Exercise task:
Repeat, without any change, the entries presented below.

Input records:
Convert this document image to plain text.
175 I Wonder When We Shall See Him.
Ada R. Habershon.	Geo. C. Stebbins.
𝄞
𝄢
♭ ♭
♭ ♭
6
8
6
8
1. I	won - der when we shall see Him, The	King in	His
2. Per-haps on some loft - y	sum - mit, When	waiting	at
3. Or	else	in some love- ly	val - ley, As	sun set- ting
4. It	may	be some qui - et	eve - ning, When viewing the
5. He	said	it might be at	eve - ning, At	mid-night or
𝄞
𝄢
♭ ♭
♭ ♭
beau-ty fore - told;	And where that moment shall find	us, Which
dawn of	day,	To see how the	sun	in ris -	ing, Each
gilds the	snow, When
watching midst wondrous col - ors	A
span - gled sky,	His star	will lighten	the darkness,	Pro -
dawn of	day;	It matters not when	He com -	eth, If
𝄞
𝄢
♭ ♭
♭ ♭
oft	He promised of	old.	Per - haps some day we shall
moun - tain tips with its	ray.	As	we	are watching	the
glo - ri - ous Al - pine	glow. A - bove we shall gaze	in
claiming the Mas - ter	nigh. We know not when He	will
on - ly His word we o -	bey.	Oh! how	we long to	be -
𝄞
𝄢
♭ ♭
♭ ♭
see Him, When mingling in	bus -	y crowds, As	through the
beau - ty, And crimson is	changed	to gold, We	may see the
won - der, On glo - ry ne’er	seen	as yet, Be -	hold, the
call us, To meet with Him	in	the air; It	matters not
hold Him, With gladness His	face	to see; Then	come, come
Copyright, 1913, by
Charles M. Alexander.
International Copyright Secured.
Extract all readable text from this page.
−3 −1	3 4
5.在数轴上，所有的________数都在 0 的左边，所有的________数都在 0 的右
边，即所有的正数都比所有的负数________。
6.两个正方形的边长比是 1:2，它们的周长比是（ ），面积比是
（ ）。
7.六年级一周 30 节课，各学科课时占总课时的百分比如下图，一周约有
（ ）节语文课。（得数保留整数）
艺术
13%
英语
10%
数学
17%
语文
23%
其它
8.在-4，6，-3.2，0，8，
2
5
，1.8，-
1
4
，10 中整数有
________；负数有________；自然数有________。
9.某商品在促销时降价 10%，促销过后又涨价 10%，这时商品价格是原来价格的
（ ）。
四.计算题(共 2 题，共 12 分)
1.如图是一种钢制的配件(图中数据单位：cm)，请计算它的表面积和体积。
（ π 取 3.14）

Response:
Convert this document image to plain text.
175 I Wonder When We Shall See Him.
Ada R. Habershon.	Geo. C. Stebbins.
𝄞
𝄢
♭ ♭
♭ ♭
6
8
6
8
1. I	won - der when we shall see Him, The	King in	His
2. Per-haps on some loft - y	sum - mit, When	waiting	at
3. Or	else	in some love- ly	val - ley, As	sun set- ting
4. It	may	be some qui - et	eve - ning, When viewing the
5. He	said	it might be at	eve - ning, At	mid-night or
𝄞
𝄢
♭ ♭
♭ ♭
beau-ty fore - told;	And where that moment shall find	us, Which
dawn of	day,	To see how the	sun	in ris -	ing, Each
gilds the	snow, When
watching midst wondrous col - ors	A
span - gled sky,	His star	will lighten	the darkness,	Pro -
dawn of	day;	It matters not when	He com -	eth, If
𝄞
𝄢
♭ ♭
♭ ♭
oft	He promised of	old.	Per - haps some day we shall
moun - tain tips with its	ray.	As	we	are watching	the
glo - ri - ous Al - pine	glow. A - bove we shall gaze	in
claiming the Mas - ter	nigh. We know not when He	will
on - ly His word we o -	bey.	Oh! how	we long to	be -
𝄞
𝄢
♭ ♭
♭ ♭
see Him, When mingling in	bus -	y crowds, As	through the
beau - ty, And crimson is	changed	to gold, We	may see the
won - der, On glo - ry ne’er	seen	as yet, Be -	hold, the
call us, To meet with Him	in	the air; It	matters not
hold Him, With gladness His	face	to see; Then	come, come
Copyright, 1913, by
Charles M. Alexander.
International Copyright Secured.
Extract all readable text from this page.
−3 −1	3 4
5.在数轴上，所有的________数都在 0 的左边，所有的________数都在 0 的右
边，即所有的正数都比所有的负数________。
6.两个正方形的边长比是 1:2，它们的周长比是（ ），面积比是
（ ）。
7.六年级一周 30 节课，各学科课时占总课时的百分比如下图，一周约有
（ ）节语文课。（得数保留整数）
艺术
13%
英语
10%
数学
17%
语文
23%
其它
8.在-4，6，-3.2，0，8，
2
5
，1.8，-
1
4
，10 中整数有
________；负数有________；自然数有________。
9.某商品在促销时降价 10%，促销过后又涨价 10%，这时商品价格是原来价格的
（ ）。
四.计算题(共 2 题，共 12 分)
1.如图是一种钢制的配件(图中数据单位：cm)，请计算它的表面积和体积。
（ π 取 3.14）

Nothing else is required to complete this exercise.